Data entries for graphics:
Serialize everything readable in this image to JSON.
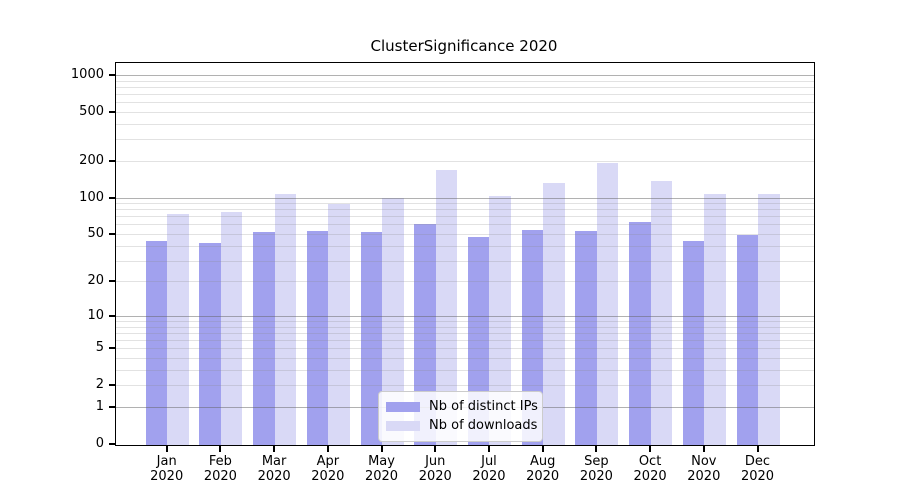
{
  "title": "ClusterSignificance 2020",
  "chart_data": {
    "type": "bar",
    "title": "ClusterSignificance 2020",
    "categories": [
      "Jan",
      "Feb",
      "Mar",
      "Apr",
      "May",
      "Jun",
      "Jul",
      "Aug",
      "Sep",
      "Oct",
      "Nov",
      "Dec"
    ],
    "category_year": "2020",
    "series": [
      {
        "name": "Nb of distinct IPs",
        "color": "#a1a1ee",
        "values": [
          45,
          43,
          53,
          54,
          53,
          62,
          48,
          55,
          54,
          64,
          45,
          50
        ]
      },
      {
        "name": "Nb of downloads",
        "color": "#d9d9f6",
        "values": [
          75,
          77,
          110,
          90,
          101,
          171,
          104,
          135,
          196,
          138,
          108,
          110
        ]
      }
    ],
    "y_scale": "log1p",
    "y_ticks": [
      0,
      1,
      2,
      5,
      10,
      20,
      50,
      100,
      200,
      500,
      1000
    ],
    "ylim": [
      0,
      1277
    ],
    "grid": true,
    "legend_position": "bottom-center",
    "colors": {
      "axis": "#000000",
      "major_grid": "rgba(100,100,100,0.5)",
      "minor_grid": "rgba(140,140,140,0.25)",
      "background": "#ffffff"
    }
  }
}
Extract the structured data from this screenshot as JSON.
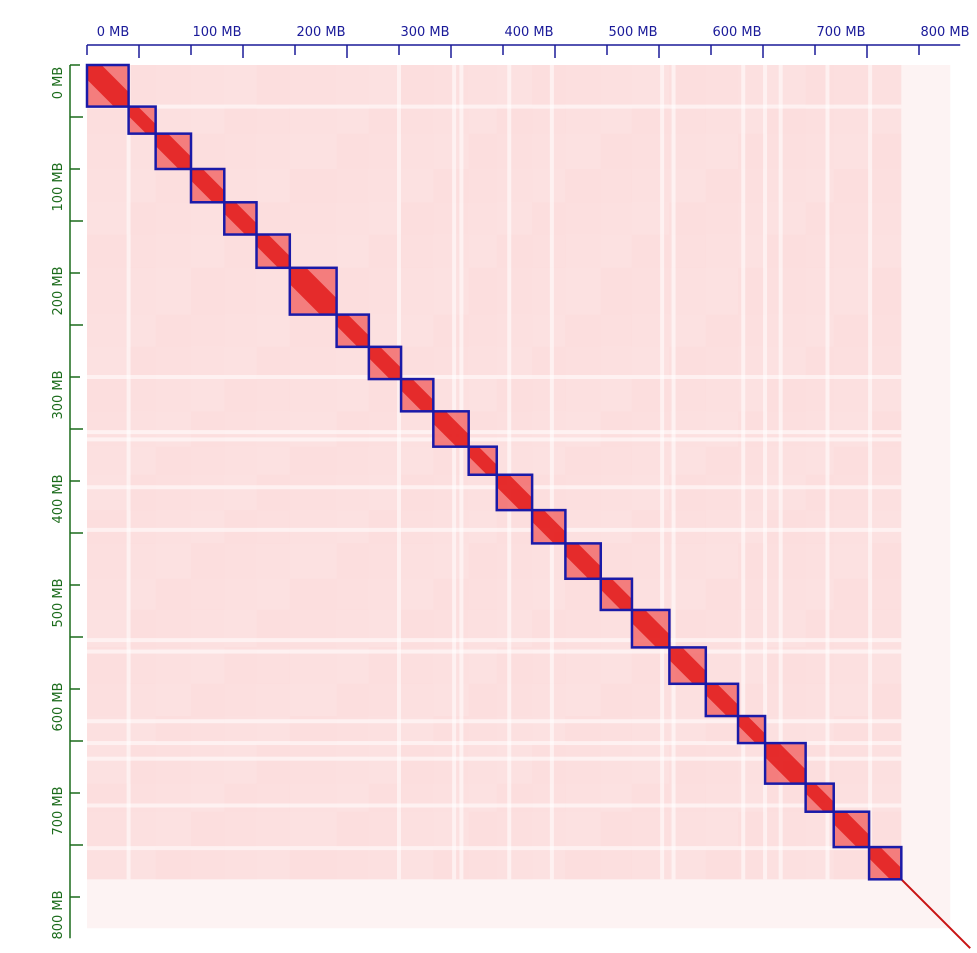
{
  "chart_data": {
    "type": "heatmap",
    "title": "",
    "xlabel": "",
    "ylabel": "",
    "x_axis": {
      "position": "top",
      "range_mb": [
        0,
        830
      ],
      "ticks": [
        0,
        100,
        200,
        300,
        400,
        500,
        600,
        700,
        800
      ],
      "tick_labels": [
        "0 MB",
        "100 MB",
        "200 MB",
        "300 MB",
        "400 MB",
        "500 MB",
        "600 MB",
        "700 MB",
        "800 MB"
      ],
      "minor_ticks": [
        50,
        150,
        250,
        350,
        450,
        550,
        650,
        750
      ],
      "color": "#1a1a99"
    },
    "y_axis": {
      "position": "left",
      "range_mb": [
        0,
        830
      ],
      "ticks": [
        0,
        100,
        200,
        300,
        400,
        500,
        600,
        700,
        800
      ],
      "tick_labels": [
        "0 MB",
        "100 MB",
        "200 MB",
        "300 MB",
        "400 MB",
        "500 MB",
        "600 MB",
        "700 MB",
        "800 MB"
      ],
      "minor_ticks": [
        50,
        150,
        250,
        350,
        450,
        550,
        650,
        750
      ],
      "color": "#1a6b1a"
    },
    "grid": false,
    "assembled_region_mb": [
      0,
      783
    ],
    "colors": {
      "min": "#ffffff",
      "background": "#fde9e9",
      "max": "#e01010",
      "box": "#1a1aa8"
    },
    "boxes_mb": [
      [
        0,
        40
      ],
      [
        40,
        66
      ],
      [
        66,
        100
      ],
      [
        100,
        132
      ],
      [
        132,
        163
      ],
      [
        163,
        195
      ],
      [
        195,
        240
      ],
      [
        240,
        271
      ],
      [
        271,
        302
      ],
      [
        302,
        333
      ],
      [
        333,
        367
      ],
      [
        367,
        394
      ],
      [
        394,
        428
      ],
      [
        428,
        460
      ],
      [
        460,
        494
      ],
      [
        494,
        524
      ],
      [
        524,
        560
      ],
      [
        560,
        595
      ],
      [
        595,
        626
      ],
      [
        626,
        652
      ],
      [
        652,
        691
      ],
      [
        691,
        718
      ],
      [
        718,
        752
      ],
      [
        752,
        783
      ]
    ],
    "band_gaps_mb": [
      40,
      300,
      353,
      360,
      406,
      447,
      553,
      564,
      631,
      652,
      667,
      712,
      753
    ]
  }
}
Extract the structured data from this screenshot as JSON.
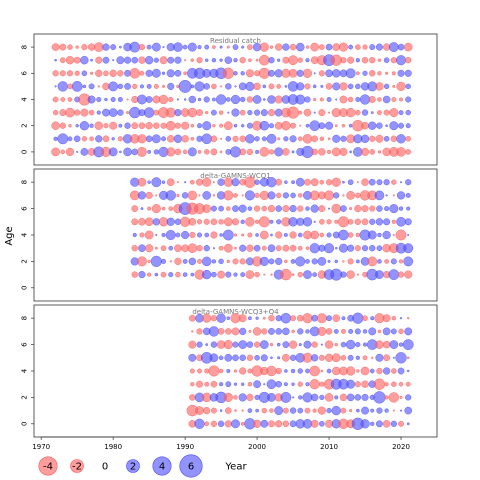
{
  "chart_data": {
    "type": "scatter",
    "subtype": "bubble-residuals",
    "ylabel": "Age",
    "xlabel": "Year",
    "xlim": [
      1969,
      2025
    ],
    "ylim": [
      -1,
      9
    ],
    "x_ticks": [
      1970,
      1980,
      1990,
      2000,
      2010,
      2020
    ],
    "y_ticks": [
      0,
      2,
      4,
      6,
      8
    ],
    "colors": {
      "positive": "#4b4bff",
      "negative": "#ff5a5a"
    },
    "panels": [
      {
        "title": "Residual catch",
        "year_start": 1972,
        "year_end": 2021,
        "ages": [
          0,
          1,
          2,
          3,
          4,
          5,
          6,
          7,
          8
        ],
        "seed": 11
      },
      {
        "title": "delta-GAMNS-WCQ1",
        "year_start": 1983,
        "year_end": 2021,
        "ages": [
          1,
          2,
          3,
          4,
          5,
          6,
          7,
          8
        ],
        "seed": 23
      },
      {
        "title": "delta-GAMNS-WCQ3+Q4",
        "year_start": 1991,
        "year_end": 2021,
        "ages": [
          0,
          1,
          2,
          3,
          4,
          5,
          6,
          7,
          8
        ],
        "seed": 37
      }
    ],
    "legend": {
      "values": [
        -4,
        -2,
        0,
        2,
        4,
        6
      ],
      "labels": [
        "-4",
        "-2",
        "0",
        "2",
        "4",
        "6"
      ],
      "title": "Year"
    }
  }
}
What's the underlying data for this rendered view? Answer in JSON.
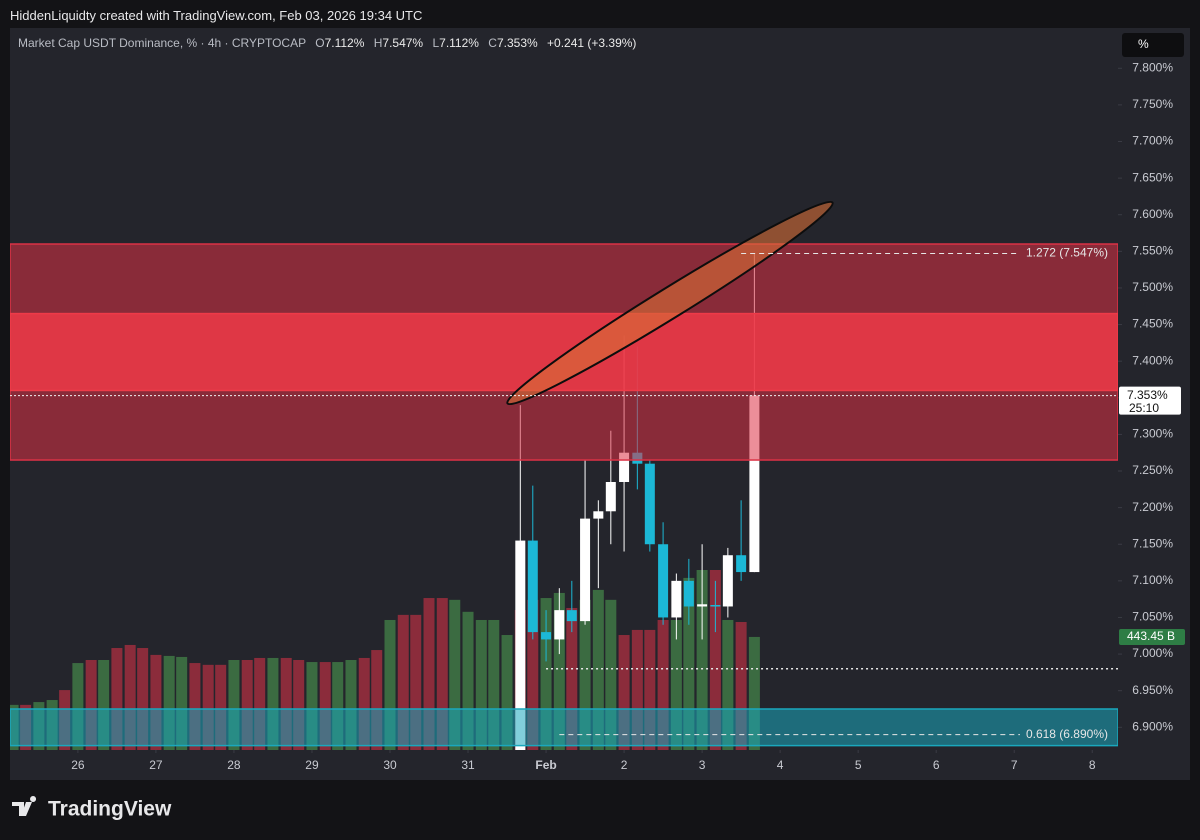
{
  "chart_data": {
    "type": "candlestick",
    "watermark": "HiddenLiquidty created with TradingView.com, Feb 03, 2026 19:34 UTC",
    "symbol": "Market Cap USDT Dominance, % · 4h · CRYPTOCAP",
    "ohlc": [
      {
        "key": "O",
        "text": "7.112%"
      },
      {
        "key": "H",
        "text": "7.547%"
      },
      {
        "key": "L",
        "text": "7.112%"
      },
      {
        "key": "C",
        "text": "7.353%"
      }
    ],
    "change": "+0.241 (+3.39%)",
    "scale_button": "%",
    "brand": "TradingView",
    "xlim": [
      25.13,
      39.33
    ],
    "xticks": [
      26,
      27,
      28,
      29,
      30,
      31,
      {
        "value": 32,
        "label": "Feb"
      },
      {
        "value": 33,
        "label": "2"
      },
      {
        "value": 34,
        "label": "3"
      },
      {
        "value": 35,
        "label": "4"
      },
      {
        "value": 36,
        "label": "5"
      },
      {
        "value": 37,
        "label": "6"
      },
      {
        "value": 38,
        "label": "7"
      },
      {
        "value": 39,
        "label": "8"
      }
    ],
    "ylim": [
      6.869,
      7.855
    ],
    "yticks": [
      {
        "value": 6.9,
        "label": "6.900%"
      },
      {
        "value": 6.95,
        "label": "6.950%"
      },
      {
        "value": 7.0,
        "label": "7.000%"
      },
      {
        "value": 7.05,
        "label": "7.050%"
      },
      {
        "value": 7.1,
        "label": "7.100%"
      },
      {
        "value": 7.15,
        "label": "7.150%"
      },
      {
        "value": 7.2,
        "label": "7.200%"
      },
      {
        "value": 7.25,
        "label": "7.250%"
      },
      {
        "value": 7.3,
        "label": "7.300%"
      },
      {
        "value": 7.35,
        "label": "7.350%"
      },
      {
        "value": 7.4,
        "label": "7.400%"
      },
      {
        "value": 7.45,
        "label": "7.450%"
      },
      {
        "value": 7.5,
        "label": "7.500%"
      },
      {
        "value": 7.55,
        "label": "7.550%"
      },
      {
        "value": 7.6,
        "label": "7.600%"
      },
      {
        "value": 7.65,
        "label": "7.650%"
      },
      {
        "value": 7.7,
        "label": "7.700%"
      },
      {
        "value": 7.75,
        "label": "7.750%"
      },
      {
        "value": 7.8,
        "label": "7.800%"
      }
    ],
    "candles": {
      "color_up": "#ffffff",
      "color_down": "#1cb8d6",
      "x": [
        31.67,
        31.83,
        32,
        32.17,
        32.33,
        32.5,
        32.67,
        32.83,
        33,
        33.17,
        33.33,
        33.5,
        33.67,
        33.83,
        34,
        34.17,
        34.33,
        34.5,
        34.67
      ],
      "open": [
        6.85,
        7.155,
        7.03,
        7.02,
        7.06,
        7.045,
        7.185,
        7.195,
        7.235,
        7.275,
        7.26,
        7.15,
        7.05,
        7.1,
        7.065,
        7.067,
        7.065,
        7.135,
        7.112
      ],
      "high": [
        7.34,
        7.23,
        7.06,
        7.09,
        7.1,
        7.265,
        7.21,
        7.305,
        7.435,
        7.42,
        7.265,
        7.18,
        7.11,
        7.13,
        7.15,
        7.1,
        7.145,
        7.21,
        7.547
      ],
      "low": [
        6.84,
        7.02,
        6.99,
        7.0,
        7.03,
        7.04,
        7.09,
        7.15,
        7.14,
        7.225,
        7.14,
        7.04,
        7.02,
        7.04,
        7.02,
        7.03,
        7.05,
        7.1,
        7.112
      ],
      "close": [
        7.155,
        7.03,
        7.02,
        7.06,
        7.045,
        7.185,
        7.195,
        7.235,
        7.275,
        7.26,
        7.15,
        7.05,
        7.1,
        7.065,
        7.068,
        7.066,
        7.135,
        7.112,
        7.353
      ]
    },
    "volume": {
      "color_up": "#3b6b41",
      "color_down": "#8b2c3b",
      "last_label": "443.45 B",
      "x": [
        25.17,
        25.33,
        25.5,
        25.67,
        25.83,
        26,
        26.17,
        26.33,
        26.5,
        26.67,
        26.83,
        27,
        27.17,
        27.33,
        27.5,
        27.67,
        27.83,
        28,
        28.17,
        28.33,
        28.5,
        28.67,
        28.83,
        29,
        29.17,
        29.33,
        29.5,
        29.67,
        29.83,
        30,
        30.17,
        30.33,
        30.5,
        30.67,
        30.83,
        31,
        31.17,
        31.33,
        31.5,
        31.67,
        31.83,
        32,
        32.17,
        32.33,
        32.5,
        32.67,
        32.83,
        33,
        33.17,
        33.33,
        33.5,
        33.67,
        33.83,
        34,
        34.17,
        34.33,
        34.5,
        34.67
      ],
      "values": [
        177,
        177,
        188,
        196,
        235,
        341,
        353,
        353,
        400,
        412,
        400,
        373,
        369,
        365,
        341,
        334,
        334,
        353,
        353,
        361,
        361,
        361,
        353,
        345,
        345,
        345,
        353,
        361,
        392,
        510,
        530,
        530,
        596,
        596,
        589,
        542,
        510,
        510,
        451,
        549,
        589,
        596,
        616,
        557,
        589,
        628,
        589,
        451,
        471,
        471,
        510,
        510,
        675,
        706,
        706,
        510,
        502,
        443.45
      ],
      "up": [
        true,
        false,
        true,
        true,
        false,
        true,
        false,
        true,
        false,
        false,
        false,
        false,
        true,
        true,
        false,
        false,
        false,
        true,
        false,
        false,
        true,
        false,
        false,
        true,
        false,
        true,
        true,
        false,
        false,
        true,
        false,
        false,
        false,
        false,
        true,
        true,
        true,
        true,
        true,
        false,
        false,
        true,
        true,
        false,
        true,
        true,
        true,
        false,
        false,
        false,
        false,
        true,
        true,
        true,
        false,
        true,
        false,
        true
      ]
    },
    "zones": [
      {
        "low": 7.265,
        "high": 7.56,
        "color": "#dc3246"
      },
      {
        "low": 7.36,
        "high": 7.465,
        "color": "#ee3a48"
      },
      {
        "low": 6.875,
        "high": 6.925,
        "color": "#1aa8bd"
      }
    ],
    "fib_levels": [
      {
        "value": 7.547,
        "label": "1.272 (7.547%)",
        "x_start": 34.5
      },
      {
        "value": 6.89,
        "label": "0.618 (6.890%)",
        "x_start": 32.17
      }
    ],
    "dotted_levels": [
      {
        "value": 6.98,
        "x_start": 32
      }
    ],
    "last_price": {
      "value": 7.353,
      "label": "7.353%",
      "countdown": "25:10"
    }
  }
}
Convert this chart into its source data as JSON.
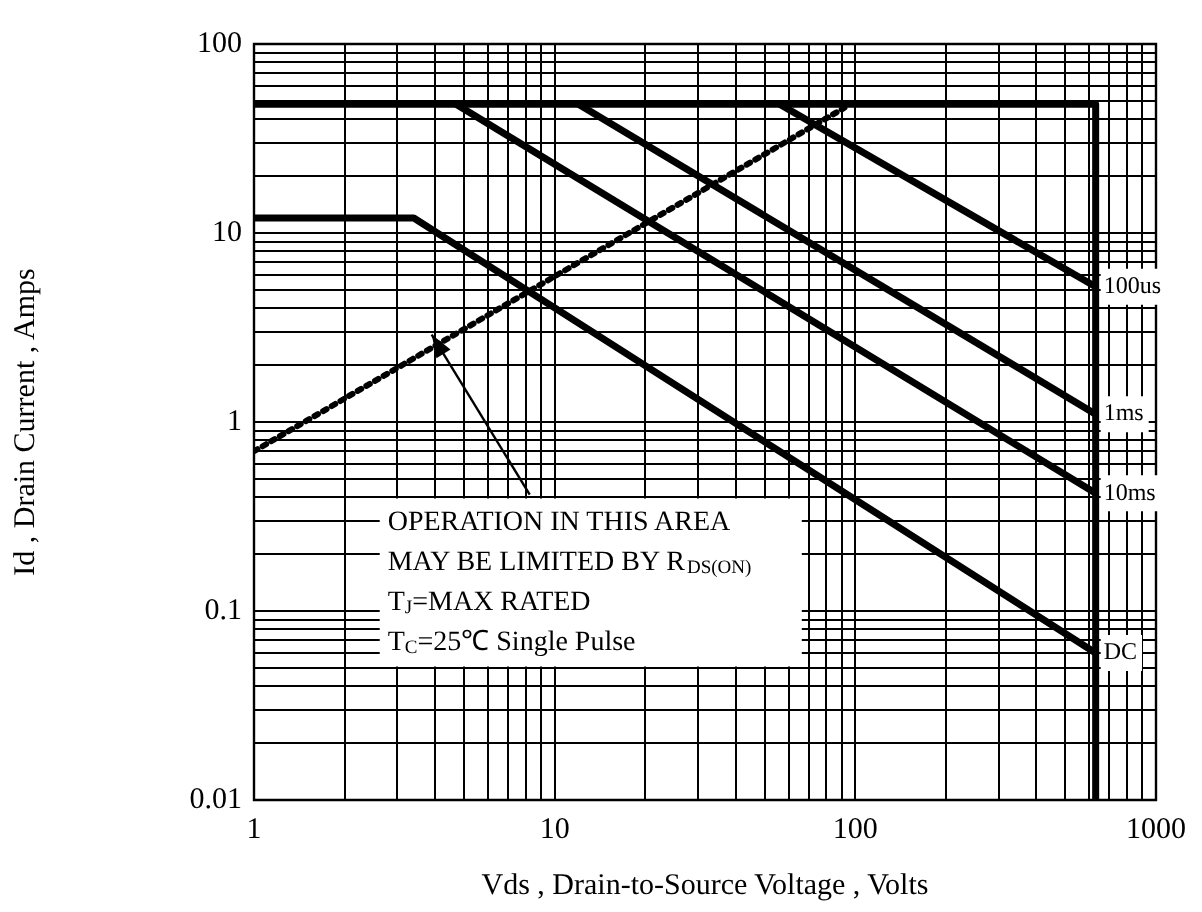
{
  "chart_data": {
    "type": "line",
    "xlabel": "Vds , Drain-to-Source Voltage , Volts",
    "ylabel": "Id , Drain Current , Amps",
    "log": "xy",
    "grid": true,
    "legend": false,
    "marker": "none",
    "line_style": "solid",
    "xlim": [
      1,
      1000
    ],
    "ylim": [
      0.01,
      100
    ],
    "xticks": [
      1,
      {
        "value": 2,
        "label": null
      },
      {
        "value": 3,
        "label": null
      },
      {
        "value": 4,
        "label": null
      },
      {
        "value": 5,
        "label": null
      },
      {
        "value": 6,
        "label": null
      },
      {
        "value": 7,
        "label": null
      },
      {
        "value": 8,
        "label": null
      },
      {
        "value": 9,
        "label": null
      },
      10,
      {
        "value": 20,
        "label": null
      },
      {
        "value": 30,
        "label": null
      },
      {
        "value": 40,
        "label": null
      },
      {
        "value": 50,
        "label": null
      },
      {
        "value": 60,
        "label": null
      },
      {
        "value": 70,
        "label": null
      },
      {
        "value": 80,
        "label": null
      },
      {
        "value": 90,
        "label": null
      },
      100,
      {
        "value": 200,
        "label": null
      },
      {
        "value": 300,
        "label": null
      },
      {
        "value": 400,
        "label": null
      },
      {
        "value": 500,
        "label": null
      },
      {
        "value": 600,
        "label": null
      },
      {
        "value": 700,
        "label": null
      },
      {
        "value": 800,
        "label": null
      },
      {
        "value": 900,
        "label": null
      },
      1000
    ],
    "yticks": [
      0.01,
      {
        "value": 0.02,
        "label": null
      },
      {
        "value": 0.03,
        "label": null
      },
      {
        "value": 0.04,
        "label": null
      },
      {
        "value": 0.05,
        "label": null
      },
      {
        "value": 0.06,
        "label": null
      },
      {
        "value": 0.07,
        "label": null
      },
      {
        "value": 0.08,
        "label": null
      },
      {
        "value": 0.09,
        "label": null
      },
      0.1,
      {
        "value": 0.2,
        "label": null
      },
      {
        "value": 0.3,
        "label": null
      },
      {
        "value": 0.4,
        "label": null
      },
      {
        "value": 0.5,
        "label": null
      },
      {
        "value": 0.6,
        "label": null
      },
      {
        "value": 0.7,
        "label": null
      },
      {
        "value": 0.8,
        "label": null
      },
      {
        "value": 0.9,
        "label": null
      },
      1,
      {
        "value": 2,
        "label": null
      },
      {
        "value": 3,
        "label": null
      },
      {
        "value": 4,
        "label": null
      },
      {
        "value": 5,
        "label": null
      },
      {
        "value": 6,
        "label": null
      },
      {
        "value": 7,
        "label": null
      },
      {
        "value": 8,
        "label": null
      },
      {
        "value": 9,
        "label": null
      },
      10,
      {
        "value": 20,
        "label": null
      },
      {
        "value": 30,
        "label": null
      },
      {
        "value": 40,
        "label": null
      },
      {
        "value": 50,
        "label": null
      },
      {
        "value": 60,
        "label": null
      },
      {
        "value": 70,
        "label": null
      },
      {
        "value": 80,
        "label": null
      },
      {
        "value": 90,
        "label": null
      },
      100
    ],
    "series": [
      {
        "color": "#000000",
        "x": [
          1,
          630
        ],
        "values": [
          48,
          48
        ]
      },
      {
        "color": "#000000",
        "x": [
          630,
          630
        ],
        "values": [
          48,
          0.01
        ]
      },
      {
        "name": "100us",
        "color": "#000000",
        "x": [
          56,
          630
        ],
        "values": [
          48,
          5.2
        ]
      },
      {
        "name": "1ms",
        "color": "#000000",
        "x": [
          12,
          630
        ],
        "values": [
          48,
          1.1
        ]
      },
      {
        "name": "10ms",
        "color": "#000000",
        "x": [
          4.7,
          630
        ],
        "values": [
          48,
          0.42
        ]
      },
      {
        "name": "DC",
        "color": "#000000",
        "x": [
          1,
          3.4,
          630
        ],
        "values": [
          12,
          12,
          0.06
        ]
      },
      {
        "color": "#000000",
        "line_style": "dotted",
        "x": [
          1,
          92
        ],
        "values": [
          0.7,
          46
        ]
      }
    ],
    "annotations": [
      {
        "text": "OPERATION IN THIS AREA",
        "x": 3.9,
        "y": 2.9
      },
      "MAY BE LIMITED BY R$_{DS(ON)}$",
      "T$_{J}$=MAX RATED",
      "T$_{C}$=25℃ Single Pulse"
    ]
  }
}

:: Description of the task ::
Report each line in the preceding entries that holds the string "Drain".

:: Right answer ::
    "xlabel": "Vds , Drain-to-Source Voltage , Volts",
    "ylabel": "Id , Drain Current , Amps",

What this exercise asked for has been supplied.